Requirement: Your task is to extract every line from the material below exactly.

[Dataset items]
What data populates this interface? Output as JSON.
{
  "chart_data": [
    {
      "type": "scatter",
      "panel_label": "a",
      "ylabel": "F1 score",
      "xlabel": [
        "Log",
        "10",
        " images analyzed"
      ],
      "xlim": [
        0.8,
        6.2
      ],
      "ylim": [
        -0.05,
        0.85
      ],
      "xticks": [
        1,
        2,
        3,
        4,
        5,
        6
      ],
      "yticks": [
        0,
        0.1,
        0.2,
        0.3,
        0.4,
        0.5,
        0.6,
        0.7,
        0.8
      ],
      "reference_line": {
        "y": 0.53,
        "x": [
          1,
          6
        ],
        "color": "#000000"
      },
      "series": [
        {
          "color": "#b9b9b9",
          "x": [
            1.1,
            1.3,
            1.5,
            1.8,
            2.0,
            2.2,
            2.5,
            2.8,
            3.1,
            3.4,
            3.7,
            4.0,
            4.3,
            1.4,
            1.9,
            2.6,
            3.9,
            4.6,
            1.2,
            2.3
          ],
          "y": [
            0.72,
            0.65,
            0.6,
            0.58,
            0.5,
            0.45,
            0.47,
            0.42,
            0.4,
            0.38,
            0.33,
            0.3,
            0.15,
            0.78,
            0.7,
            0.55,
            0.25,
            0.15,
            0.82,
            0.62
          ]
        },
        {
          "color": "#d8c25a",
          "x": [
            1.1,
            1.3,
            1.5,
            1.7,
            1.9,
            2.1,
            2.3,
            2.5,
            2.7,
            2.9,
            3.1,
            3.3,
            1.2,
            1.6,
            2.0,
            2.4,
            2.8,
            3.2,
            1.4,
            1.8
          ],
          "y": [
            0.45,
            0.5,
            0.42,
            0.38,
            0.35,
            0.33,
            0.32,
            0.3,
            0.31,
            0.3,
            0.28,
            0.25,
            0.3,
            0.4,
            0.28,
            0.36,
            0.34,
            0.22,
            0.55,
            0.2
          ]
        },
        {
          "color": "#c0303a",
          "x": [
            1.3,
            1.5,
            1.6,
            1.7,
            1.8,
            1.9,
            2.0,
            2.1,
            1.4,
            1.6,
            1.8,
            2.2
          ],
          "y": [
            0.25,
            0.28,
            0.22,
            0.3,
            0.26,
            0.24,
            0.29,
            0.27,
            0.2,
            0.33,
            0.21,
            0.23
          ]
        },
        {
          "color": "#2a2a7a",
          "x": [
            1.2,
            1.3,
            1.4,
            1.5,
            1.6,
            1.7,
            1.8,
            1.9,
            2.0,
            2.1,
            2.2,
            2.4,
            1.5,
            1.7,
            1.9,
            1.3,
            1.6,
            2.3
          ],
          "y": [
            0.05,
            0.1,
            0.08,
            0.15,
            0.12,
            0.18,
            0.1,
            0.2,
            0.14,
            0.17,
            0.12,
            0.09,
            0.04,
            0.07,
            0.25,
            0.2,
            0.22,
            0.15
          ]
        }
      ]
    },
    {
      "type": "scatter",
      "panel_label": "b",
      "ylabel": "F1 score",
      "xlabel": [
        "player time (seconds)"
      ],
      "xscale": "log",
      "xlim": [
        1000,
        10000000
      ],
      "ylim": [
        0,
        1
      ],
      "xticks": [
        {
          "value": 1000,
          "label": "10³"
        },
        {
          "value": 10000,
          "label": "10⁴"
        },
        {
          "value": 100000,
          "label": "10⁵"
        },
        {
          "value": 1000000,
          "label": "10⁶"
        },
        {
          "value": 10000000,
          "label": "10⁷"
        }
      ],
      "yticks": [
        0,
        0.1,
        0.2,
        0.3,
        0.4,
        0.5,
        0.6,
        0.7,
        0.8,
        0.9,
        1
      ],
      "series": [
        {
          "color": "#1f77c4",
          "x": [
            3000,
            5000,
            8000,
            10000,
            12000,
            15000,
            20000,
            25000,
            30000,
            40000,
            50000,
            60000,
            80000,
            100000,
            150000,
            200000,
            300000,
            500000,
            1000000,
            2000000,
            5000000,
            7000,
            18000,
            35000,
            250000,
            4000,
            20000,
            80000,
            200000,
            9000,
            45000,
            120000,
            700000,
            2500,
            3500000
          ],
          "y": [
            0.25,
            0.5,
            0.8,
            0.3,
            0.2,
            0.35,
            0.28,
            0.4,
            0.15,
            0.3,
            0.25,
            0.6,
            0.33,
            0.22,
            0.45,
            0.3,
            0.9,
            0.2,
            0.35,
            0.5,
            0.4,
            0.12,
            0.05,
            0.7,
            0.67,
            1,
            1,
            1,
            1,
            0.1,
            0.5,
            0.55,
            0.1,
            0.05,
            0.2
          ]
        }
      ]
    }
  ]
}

Solution to this problem:
What data populates this interface? Output as JSON.
{
  "chart_data": [
    {
      "type": "scatter",
      "panel_label": "a",
      "ylabel": "F1 score",
      "xlabel": [
        "Log",
        "10",
        " images analyzed"
      ],
      "xlim": [
        0.8,
        6.2
      ],
      "ylim": [
        -0.05,
        0.85
      ],
      "xticks": [
        1,
        2,
        3,
        4,
        5,
        6
      ],
      "yticks": [
        0,
        0.1,
        0.2,
        0.3,
        0.4,
        0.5,
        0.6,
        0.7,
        0.8
      ],
      "reference_line": {
        "y": 0.53,
        "x": [
          1,
          6
        ],
        "color": "#000000"
      },
      "series": [
        {
          "color": "#b9b9b9",
          "x": [
            1.1,
            1.3,
            1.5,
            1.8,
            2.0,
            2.2,
            2.5,
            2.8,
            3.1,
            3.4,
            3.7,
            4.0,
            4.3,
            1.4,
            1.9,
            2.6,
            3.9,
            4.6,
            1.2,
            2.3
          ],
          "y": [
            0.72,
            0.65,
            0.6,
            0.58,
            0.5,
            0.45,
            0.47,
            0.42,
            0.4,
            0.38,
            0.33,
            0.3,
            0.15,
            0.78,
            0.7,
            0.55,
            0.25,
            0.15,
            0.82,
            0.62
          ]
        },
        {
          "color": "#d8c25a",
          "x": [
            1.1,
            1.3,
            1.5,
            1.7,
            1.9,
            2.1,
            2.3,
            2.5,
            2.7,
            2.9,
            3.1,
            3.3,
            1.2,
            1.6,
            2.0,
            2.4,
            2.8,
            3.2,
            1.4,
            1.8
          ],
          "y": [
            0.45,
            0.5,
            0.42,
            0.38,
            0.35,
            0.33,
            0.32,
            0.3,
            0.31,
            0.3,
            0.28,
            0.25,
            0.3,
            0.4,
            0.28,
            0.36,
            0.34,
            0.22,
            0.55,
            0.2
          ]
        },
        {
          "color": "#c0303a",
          "x": [
            1.3,
            1.5,
            1.6,
            1.7,
            1.8,
            1.9,
            2.0,
            2.1,
            1.4,
            1.6,
            1.8,
            2.2
          ],
          "y": [
            0.25,
            0.28,
            0.22,
            0.3,
            0.26,
            0.24,
            0.29,
            0.27,
            0.2,
            0.33,
            0.21,
            0.23
          ]
        },
        {
          "color": "#2a2a7a",
          "x": [
            1.2,
            1.3,
            1.4,
            1.5,
            1.6,
            1.7,
            1.8,
            1.9,
            2.0,
            2.1,
            2.2,
            2.4,
            1.5,
            1.7,
            1.9,
            1.3,
            1.6,
            2.3
          ],
          "y": [
            0.05,
            0.1,
            0.08,
            0.15,
            0.12,
            0.18,
            0.1,
            0.2,
            0.14,
            0.17,
            0.12,
            0.09,
            0.04,
            0.07,
            0.25,
            0.2,
            0.22,
            0.15
          ]
        }
      ]
    },
    {
      "type": "scatter",
      "panel_label": "b",
      "ylabel": "F1 score",
      "xlabel": [
        "player time (seconds)"
      ],
      "xscale": "log",
      "xlim": [
        1000,
        10000000
      ],
      "ylim": [
        0,
        1
      ],
      "xticks": [
        {
          "value": 1000,
          "label": "10³"
        },
        {
          "value": 10000,
          "label": "10⁴"
        },
        {
          "value": 100000,
          "label": "10⁵"
        },
        {
          "value": 1000000,
          "label": "10⁶"
        },
        {
          "value": 10000000,
          "label": "10⁷"
        }
      ],
      "yticks": [
        0,
        0.1,
        0.2,
        0.3,
        0.4,
        0.5,
        0.6,
        0.7,
        0.8,
        0.9,
        1
      ],
      "series": [
        {
          "color": "#1f77c4",
          "x": [
            3000,
            5000,
            8000,
            10000,
            12000,
            15000,
            20000,
            25000,
            30000,
            40000,
            50000,
            60000,
            80000,
            100000,
            150000,
            200000,
            300000,
            500000,
            1000000,
            2000000,
            5000000,
            7000,
            18000,
            35000,
            250000,
            4000,
            20000,
            80000,
            200000,
            9000,
            45000,
            120000,
            700000,
            2500,
            3500000
          ],
          "y": [
            0.25,
            0.5,
            0.8,
            0.3,
            0.2,
            0.35,
            0.28,
            0.4,
            0.15,
            0.3,
            0.25,
            0.6,
            0.33,
            0.22,
            0.45,
            0.3,
            0.9,
            0.2,
            0.35,
            0.5,
            0.4,
            0.12,
            0.05,
            0.7,
            0.67,
            1,
            1,
            1,
            1,
            0.1,
            0.5,
            0.55,
            0.1,
            0.05,
            0.2
          ]
        }
      ]
    }
  ]
}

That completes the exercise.